## Dataset entries
*****

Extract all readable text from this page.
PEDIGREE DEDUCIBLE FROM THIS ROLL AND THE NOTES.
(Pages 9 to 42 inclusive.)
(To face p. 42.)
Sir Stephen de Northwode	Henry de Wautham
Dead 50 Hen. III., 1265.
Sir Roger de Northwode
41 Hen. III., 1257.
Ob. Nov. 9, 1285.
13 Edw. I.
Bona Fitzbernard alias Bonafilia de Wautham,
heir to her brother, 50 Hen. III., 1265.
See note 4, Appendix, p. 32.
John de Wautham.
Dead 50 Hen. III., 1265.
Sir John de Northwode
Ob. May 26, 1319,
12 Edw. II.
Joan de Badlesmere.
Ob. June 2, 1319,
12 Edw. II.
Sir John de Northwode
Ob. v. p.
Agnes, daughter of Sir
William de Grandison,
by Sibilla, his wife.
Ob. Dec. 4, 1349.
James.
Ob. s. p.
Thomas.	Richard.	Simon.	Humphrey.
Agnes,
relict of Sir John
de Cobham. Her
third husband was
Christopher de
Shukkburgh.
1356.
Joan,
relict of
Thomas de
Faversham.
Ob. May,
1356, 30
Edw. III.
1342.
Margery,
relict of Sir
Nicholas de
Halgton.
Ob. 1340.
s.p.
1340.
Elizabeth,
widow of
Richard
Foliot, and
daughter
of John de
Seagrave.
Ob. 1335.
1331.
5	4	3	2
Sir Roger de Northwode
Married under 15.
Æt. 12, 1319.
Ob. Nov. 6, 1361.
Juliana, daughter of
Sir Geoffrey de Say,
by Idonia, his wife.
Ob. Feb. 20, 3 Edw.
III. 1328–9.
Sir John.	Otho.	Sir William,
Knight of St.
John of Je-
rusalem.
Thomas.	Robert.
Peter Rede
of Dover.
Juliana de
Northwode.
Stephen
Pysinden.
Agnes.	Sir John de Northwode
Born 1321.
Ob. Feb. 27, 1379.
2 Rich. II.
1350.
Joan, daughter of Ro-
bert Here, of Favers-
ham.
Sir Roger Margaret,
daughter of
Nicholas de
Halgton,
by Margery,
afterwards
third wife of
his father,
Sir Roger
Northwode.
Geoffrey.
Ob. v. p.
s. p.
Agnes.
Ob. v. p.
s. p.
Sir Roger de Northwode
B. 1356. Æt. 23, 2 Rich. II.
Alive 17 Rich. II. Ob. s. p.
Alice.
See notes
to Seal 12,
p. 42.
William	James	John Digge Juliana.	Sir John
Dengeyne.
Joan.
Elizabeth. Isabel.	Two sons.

*****

## Given request
Go through the material above and count the lines that contain "relict"; give that number alone.

## Result below
3